- **YOUR TASK**:
Check each line of the listing below for the string "this", and give only how many lines hold it.

= = = = = = =

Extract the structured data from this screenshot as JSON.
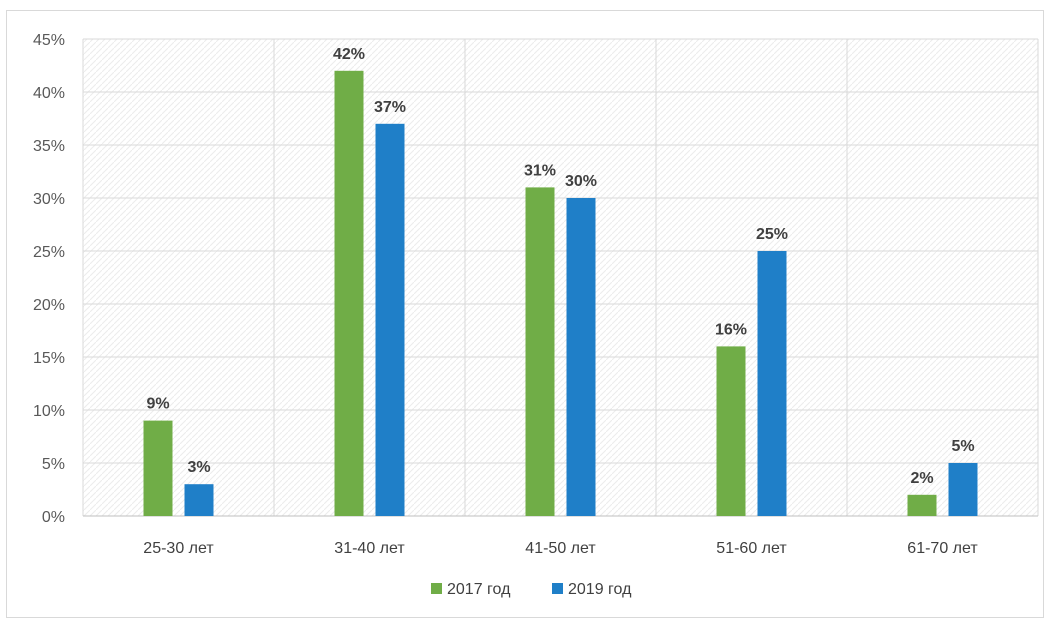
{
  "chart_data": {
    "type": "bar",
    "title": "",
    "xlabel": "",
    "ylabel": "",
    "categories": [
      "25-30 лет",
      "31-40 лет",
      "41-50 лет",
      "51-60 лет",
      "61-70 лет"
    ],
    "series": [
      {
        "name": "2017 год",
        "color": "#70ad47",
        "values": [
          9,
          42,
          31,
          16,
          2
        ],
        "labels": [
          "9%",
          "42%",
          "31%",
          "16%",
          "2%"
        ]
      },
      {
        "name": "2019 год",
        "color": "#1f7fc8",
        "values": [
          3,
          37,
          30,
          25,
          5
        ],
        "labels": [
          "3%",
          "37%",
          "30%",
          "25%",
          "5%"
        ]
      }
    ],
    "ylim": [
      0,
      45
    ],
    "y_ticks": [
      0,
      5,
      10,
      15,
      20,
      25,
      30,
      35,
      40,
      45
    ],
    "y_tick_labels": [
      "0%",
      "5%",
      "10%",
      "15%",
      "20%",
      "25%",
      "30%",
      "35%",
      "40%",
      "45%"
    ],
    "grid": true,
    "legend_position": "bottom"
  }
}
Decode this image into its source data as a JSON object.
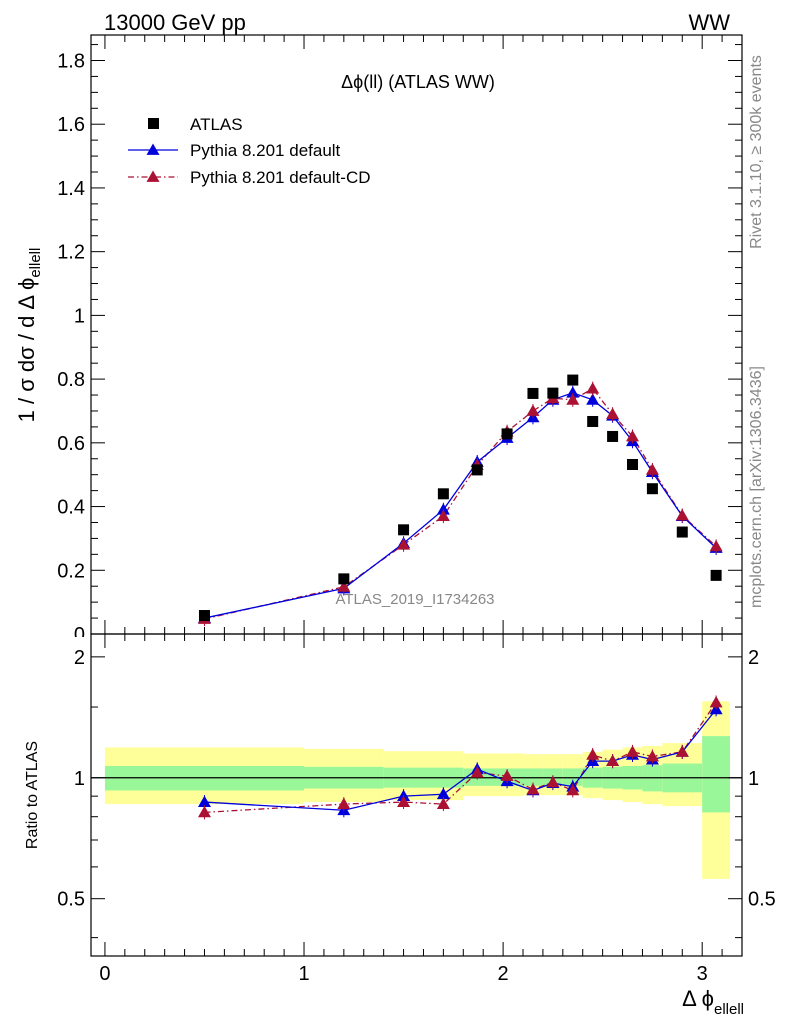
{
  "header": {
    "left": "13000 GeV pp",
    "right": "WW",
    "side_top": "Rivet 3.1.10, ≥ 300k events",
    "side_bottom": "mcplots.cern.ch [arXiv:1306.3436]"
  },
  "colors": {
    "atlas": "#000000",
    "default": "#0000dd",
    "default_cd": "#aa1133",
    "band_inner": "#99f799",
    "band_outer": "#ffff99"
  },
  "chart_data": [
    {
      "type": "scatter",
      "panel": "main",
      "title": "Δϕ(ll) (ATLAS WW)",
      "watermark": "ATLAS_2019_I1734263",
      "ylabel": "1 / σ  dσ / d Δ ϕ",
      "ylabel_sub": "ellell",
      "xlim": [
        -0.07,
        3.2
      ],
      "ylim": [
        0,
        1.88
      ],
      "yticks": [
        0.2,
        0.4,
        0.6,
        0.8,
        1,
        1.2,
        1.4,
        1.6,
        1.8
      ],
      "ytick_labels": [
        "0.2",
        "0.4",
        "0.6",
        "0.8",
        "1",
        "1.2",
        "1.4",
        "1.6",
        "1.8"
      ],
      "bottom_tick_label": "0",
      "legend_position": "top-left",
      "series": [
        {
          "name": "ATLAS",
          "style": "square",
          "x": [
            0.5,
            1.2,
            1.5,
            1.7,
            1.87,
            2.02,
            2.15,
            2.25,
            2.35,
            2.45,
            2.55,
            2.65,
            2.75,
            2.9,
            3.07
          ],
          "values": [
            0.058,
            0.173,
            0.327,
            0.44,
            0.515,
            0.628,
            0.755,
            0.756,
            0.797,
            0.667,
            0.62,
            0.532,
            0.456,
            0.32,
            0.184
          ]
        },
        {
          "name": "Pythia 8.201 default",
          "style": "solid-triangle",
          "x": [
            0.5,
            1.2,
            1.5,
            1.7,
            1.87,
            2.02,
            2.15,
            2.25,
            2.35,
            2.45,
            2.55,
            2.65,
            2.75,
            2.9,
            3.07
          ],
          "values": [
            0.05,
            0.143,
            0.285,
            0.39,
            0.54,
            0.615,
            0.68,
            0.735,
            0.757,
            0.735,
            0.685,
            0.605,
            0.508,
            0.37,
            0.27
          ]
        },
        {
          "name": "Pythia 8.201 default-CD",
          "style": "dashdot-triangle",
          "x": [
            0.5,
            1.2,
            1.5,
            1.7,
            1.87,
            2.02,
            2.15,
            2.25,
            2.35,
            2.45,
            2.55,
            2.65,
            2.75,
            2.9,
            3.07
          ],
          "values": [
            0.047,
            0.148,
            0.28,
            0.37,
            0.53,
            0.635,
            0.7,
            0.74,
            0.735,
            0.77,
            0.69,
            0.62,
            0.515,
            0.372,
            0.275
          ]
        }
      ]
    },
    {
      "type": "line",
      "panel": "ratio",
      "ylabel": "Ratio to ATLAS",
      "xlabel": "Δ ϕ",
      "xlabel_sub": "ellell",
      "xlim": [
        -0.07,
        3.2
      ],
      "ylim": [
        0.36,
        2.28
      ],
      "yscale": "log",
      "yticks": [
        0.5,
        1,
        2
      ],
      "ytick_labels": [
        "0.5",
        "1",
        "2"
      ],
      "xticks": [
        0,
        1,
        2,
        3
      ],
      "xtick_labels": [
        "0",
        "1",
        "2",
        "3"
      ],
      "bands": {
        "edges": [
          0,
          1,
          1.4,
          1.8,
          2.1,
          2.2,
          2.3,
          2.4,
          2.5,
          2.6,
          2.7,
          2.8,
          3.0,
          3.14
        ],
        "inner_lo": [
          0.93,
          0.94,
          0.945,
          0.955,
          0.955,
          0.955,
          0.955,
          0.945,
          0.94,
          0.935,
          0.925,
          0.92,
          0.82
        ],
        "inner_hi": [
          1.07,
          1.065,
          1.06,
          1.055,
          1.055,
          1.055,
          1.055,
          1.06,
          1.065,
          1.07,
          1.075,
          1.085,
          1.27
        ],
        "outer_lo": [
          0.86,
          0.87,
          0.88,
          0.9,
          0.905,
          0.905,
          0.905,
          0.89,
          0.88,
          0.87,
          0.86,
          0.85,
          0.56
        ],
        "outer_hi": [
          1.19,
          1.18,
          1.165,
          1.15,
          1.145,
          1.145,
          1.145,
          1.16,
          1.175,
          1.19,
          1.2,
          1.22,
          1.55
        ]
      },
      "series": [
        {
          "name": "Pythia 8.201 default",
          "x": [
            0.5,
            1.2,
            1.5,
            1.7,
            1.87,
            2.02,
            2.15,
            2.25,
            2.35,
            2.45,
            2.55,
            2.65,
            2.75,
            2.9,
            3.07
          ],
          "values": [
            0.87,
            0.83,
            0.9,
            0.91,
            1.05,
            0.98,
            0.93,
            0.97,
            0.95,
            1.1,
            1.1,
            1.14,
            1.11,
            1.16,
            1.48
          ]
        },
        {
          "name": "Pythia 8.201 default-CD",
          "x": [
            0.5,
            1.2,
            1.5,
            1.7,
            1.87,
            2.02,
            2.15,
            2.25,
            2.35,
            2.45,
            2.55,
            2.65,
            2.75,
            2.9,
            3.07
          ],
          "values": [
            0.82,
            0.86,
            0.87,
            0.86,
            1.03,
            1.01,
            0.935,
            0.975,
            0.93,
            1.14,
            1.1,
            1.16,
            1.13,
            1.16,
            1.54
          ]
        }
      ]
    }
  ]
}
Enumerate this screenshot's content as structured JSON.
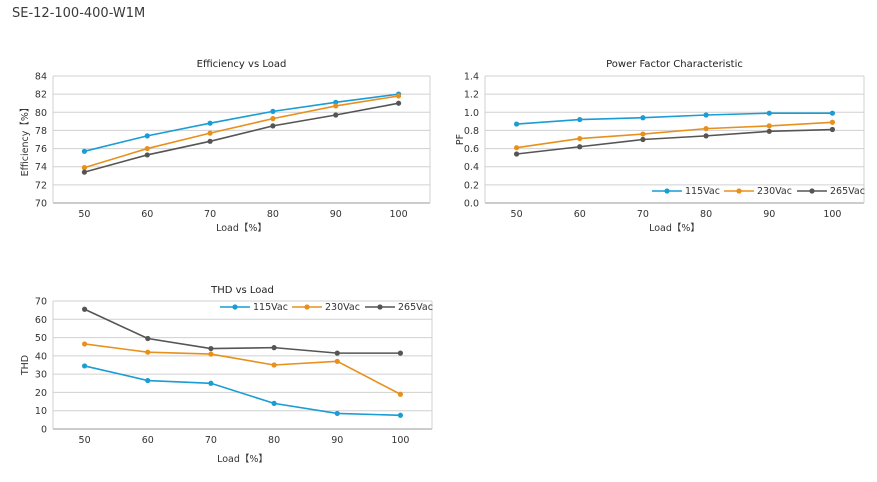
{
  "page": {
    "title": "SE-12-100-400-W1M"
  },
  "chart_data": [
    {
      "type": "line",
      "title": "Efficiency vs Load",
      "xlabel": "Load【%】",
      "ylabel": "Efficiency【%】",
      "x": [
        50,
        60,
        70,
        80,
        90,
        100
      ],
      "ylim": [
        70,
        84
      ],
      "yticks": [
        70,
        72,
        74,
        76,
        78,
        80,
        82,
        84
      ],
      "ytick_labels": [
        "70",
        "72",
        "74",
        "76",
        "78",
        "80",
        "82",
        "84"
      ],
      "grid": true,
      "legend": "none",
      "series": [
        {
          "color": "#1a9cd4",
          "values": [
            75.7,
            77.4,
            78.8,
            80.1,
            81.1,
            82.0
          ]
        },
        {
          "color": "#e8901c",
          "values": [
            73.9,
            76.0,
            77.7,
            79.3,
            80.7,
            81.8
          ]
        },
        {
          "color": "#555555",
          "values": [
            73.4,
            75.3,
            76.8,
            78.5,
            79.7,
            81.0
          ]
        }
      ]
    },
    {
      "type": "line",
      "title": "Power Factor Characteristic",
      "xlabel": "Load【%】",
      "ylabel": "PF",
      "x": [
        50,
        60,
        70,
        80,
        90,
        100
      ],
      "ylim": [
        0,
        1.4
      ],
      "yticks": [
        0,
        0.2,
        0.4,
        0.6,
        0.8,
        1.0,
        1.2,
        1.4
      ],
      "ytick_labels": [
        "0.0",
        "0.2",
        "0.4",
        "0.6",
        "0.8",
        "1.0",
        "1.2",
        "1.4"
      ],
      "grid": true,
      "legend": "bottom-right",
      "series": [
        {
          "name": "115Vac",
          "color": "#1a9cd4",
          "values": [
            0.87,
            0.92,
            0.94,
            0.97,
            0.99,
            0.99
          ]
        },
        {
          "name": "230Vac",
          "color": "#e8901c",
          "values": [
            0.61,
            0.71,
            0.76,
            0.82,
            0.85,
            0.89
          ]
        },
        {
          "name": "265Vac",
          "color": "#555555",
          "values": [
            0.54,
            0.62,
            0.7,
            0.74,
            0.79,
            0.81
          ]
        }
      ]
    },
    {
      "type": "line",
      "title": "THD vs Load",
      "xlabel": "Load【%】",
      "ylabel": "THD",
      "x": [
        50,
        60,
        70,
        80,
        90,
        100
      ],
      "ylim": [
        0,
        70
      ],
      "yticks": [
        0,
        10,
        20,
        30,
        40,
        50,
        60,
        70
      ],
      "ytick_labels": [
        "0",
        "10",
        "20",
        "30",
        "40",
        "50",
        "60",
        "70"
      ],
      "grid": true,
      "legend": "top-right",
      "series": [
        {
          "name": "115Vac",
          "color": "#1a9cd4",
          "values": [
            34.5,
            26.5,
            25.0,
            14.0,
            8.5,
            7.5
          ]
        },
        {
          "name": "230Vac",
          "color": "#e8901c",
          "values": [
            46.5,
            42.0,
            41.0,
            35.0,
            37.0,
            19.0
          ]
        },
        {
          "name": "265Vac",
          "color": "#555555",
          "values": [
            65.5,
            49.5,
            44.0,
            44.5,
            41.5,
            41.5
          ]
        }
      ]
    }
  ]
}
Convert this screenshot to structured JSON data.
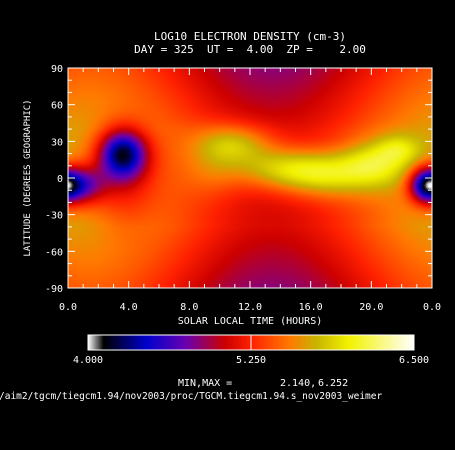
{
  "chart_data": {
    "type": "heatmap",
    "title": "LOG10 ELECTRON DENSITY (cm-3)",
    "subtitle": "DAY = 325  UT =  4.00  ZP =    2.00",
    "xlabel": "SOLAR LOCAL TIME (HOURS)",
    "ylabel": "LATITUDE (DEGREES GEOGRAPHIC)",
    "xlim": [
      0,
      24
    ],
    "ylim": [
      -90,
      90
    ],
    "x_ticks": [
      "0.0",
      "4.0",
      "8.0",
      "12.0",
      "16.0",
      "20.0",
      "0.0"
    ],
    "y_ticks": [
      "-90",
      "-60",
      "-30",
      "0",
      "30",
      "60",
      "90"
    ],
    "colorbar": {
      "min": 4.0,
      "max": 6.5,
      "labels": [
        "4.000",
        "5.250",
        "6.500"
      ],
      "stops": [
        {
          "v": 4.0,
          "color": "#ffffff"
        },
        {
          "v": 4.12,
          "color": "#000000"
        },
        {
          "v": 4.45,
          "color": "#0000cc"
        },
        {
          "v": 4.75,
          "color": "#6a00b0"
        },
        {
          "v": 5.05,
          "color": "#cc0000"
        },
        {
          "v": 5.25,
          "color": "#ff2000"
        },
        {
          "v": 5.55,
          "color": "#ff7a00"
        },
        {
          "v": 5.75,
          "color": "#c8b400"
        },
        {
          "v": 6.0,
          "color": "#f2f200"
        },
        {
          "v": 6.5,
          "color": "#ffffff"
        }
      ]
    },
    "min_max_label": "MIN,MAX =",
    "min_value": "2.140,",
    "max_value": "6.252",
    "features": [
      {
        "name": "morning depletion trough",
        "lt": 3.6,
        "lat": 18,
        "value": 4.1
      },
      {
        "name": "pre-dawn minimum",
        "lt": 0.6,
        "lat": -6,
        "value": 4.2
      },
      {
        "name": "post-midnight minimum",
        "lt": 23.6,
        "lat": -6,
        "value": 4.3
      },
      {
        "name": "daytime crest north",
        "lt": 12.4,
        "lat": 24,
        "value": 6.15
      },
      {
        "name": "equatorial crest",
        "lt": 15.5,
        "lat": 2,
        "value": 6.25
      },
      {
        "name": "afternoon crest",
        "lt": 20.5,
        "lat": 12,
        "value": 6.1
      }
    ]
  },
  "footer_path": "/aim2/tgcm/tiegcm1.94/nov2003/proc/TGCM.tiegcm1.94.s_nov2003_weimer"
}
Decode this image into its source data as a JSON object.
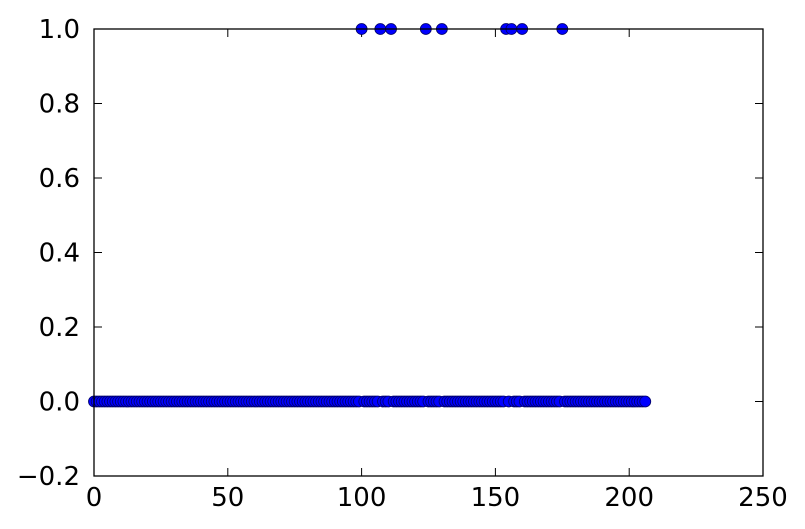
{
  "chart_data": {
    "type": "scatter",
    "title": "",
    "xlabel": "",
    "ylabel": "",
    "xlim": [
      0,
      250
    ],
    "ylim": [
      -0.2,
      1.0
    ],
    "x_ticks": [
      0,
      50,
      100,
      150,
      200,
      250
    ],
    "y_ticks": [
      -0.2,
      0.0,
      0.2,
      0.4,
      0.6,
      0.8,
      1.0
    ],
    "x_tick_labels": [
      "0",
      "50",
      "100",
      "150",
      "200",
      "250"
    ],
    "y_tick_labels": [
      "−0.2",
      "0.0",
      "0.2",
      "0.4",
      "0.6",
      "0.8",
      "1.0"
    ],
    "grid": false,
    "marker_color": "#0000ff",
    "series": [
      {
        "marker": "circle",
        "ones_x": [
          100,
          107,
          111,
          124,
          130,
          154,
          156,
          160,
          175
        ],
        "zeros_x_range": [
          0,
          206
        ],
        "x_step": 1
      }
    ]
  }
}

= = = = = = =

- **FINISHED EXERCISE**:
5